■ **Requirements**: Give the entries again, word for word.

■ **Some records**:
┌──
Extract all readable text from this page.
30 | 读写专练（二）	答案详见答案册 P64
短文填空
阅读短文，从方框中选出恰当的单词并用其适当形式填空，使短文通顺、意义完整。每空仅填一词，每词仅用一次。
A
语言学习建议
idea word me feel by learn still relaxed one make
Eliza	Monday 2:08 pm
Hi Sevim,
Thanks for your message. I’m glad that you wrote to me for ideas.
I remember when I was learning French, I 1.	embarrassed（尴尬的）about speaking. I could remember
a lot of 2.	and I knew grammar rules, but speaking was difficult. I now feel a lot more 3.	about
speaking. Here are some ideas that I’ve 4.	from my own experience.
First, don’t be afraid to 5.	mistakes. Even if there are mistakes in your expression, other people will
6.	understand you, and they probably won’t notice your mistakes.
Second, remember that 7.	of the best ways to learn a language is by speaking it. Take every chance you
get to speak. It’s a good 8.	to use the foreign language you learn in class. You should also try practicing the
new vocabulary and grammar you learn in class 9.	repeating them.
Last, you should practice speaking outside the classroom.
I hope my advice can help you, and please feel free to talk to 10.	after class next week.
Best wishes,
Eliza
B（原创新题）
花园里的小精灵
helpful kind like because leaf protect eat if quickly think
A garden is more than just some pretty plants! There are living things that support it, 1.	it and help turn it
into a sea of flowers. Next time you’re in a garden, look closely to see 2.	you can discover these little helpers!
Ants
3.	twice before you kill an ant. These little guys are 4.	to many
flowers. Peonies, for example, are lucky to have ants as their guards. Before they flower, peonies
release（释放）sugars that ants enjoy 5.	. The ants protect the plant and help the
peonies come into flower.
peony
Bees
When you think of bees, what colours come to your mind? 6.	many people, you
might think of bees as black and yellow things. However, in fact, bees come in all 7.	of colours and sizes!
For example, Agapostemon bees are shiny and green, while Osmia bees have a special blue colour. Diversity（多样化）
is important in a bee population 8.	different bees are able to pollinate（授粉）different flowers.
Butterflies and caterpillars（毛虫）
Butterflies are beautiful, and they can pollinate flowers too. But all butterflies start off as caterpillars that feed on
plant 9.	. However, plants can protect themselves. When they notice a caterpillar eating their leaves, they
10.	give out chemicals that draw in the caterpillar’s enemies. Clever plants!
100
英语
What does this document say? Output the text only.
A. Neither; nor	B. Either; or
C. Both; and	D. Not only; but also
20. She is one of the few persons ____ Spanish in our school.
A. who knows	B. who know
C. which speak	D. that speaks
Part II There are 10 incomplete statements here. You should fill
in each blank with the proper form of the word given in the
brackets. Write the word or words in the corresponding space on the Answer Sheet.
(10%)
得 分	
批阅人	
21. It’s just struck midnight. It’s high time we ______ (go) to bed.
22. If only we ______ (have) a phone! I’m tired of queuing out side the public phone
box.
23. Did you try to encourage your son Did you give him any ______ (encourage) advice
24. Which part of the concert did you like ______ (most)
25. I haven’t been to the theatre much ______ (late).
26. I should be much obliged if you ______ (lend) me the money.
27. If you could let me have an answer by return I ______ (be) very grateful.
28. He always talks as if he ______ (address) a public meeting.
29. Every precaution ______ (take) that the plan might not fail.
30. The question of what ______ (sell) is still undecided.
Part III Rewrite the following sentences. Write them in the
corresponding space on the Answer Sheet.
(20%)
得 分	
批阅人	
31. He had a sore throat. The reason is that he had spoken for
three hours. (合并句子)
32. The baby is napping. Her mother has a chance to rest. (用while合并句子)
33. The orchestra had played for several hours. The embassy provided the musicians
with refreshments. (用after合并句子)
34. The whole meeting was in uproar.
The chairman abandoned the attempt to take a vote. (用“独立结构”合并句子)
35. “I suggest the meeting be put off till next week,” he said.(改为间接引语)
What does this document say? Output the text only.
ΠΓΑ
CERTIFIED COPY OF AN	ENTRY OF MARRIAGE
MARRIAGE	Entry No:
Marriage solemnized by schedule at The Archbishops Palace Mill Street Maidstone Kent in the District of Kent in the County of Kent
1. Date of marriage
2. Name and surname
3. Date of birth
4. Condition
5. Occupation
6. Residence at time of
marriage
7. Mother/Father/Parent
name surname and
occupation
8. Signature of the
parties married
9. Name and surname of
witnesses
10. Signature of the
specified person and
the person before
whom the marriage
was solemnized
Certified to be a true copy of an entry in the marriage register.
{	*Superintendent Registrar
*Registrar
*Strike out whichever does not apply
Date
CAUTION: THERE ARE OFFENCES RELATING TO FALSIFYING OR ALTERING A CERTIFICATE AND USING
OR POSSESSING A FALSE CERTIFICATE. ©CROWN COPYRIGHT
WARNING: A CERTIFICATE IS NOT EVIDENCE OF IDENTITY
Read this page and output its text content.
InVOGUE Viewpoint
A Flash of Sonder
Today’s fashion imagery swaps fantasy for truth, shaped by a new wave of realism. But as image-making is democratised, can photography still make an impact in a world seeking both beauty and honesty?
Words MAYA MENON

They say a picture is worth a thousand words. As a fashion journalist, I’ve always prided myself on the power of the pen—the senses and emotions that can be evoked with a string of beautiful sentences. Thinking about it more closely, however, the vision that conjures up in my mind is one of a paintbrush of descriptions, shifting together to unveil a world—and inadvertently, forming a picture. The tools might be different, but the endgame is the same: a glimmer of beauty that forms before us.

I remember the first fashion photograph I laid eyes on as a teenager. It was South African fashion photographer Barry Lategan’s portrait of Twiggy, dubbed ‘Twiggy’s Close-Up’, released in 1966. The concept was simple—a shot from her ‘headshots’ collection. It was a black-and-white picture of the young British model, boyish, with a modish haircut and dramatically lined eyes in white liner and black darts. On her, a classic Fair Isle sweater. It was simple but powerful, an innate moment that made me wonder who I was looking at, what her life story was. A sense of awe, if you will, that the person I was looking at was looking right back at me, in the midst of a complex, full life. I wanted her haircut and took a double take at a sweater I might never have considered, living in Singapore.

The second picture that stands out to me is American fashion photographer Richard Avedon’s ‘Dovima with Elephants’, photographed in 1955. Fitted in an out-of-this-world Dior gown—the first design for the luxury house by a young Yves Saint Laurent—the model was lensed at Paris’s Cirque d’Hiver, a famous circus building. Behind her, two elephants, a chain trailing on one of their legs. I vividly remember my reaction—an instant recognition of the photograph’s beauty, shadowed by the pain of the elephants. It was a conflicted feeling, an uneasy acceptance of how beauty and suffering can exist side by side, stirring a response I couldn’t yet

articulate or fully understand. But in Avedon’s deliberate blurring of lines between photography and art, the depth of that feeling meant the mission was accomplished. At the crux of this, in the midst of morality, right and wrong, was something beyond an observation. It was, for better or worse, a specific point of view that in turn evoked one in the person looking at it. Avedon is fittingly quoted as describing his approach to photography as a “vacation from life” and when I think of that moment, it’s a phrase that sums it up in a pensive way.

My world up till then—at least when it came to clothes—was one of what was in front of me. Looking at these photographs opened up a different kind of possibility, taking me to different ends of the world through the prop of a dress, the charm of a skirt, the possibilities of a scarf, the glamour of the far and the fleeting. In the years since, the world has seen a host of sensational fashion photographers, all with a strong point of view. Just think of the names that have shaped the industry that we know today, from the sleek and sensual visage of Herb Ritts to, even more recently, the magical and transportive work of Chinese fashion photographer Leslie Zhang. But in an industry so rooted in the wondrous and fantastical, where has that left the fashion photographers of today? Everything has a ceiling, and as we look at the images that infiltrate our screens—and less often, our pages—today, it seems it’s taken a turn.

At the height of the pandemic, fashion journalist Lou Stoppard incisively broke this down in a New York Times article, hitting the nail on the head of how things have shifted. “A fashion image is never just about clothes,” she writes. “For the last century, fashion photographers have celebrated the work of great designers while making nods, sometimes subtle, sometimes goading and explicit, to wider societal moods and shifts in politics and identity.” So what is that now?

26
└──
■ **Task solution**:
Extract all readable text from this page.
30 | 读写专练（二）	答案详见答案册 P64
短文填空
阅读短文，从方框中选出恰当的单词并用其适当形式填空，使短文通顺、意义完整。每空仅填一词，每词仅用一次。
A
语言学习建议
idea word me feel by learn still relaxed one make
Eliza	Monday 2:08 pm
Hi Sevim,
Thanks for your message. I’m glad that you wrote to me for ideas.
I remember when I was learning French, I 1.	embarrassed（尴尬的）about speaking. I could remember
a lot of 2.	and I knew grammar rules, but speaking was difficult. I now feel a lot more 3.	about
speaking. Here are some ideas that I’ve 4.	from my own experience.
First, don’t be afraid to 5.	mistakes. Even if there are mistakes in your expression, other people will
6.	understand you, and they probably won’t notice your mistakes.
Second, remember that 7.	of the best ways to learn a language is by speaking it. Take every chance you
get to speak. It’s a good 8.	to use the foreign language you learn in class. You should also try practicing the
new vocabulary and grammar you learn in class 9.	repeating them.
Last, you should practice speaking outside the classroom.
I hope my advice can help you, and please feel free to talk to 10.	after class next week.
Best wishes,
Eliza
B（原创新题）
花园里的小精灵
helpful kind like because leaf protect eat if quickly think
A garden is more than just some pretty plants! There are living things that support it, 1.	it and help turn it
into a sea of flowers. Next time you’re in a garden, look closely to see 2.	you can discover these little helpers!
Ants
3.	twice before you kill an ant. These little guys are 4.	to many
flowers. Peonies, for example, are lucky to have ants as their guards. Before they flower, peonies
release（释放）sugars that ants enjoy 5.	. The ants protect the plant and help the
peonies come into flower.
peony
Bees
When you think of bees, what colours come to your mind? 6.	many people, you
might think of bees as black and yellow things. However, in fact, bees come in all 7.	of colours and sizes!
For example, Agapostemon bees are shiny and green, while Osmia bees have a special blue colour. Diversity（多样化）
is important in a bee population 8.	different bees are able to pollinate（授粉）different flowers.
Butterflies and caterpillars（毛虫）
Butterflies are beautiful, and they can pollinate flowers too. But all butterflies start off as caterpillars that feed on
plant 9.	. However, plants can protect themselves. When they notice a caterpillar eating their leaves, they
10.	give out chemicals that draw in the caterpillar’s enemies. Clever plants!
100
英语
What does this document say? Output the text only.
A. Neither; nor	B. Either; or
C. Both; and	D. Not only; but also
20. She is one of the few persons ____ Spanish in our school.
A. who knows	B. who know
C. which speak	D. that speaks
Part II There are 10 incomplete statements here. You should fill
in each blank with the proper form of the word given in the
brackets. Write the word or words in the corresponding space on the Answer Sheet.
(10%)
得 分	
批阅人	
21. It’s just struck midnight. It’s high time we ______ (go) to bed.
22. If only we ______ (have) a phone! I’m tired of queuing out side the public phone
box.
23. Did you try to encourage your son Did you give him any ______ (encourage) advice
24. Which part of the concert did you like ______ (most)
25. I haven’t been to the theatre much ______ (late).
26. I should be much obliged if you ______ (lend) me the money.
27. If you could let me have an answer by return I ______ (be) very grateful.
28. He always talks as if he ______ (address) a public meeting.
29. Every precaution ______ (take) that the plan might not fail.
30. The question of what ______ (sell) is still undecided.
Part III Rewrite the following sentences. Write them in the
corresponding space on the Answer Sheet.
(20%)
得 分	
批阅人	
31. He had a sore throat. The reason is that he had spoken for
three hours. (合并句子)
32. The baby is napping. Her mother has a chance to rest. (用while合并句子)
33. The orchestra had played for several hours. The embassy provided the musicians
with refreshments. (用after合并句子)
34. The whole meeting was in uproar.
The chairman abandoned the attempt to take a vote. (用“独立结构”合并句子)
35. “I suggest the meeting be put off till next week,” he said.(改为间接引语)
What does this document say? Output the text only.
ΠΓΑ
CERTIFIED COPY OF AN	ENTRY OF MARRIAGE
MARRIAGE	Entry No:
Marriage solemnized by schedule at The Archbishops Palace Mill Street Maidstone Kent in the District of Kent in the County of Kent
1. Date of marriage
2. Name and surname
3. Date of birth
4. Condition
5. Occupation
6. Residence at time of
marriage
7. Mother/Father/Parent
name surname and
occupation
8. Signature of the
parties married
9. Name and surname of
witnesses
10. Signature of the
specified person and
the person before
whom the marriage
was solemnized
Certified to be a true copy of an entry in the marriage register.
{	*Superintendent Registrar
*Registrar
*Strike out whichever does not apply
Date
CAUTION: THERE ARE OFFENCES RELATING TO FALSIFYING OR ALTERING A CERTIFICATE AND USING
OR POSSESSING A FALSE CERTIFICATE. ©CROWN COPYRIGHT
WARNING: A CERTIFICATE IS NOT EVIDENCE OF IDENTITY
Read this page and output its text content.
InVOGUE Viewpoint
A Flash of Sonder
Today’s fashion imagery swaps fantasy for truth, shaped by a new wave of realism. But as image-making is democratised, can photography still make an impact in a world seeking both beauty and honesty?
Words MAYA MENON

They say a picture is worth a thousand words. As a fashion journalist, I’ve always prided myself on the power of the pen—the senses and emotions that can be evoked with a string of beautiful sentences. Thinking about it more closely, however, the vision that conjures up in my mind is one of a paintbrush of descriptions, shifting together to unveil a world—and inadvertently, forming a picture. The tools might be different, but the endgame is the same: a glimmer of beauty that forms before us.

I remember the first fashion photograph I laid eyes on as a teenager. It was South African fashion photographer Barry Lategan’s portrait of Twiggy, dubbed ‘Twiggy’s Close-Up’, released in 1966. The concept was simple—a shot from her ‘headshots’ collection. It was a black-and-white picture of the young British model, boyish, with a modish haircut and dramatically lined eyes in white liner and black darts. On her, a classic Fair Isle sweater. It was simple but powerful, an innate moment that made me wonder who I was looking at, what her life story was. A sense of awe, if you will, that the person I was looking at was looking right back at me, in the midst of a complex, full life. I wanted her haircut and took a double take at a sweater I might never have considered, living in Singapore.

The second picture that stands out to me is American fashion photographer Richard Avedon’s ‘Dovima with Elephants’, photographed in 1955. Fitted in an out-of-this-world Dior gown—the first design for the luxury house by a young Yves Saint Laurent—the model was lensed at Paris’s Cirque d’Hiver, a famous circus building. Behind her, two elephants, a chain trailing on one of their legs. I vividly remember my reaction—an instant recognition of the photograph’s beauty, shadowed by the pain of the elephants. It was a conflicted feeling, an uneasy acceptance of how beauty and suffering can exist side by side, stirring a response I couldn’t yet

articulate or fully understand. But in Avedon’s deliberate blurring of lines between photography and art, the depth of that feeling meant the mission was accomplished. At the crux of this, in the midst of morality, right and wrong, was something beyond an observation. It was, for better or worse, a specific point of view that in turn evoked one in the person looking at it. Avedon is fittingly quoted as describing his approach to photography as a “vacation from life” and when I think of that moment, it’s a phrase that sums it up in a pensive way.

My world up till then—at least when it came to clothes—was one of what was in front of me. Looking at these photographs opened up a different kind of possibility, taking me to different ends of the world through the prop of a dress, the charm of a skirt, the possibilities of a scarf, the glamour of the far and the fleeting. In the years since, the world has seen a host of sensational fashion photographers, all with a strong point of view. Just think of the names that have shaped the industry that we know today, from the sleek and sensual visage of Herb Ritts to, even more recently, the magical and transportive work of Chinese fashion photographer Leslie Zhang. But in an industry so rooted in the wondrous and fantastical, where has that left the fashion photographers of today? Everything has a ceiling, and as we look at the images that infiltrate our screens—and less often, our pages—today, it seems it’s taken a turn.

At the height of the pandemic, fashion journalist Lou Stoppard incisively broke this down in a New York Times article, hitting the nail on the head of how things have shifted. “A fashion image is never just about clothes,” she writes. “For the last century, fashion photographers have celebrated the work of great designers while making nods, sometimes subtle, sometimes goading and explicit, to wider societal moods and shifts in politics and identity.” So what is that now?

26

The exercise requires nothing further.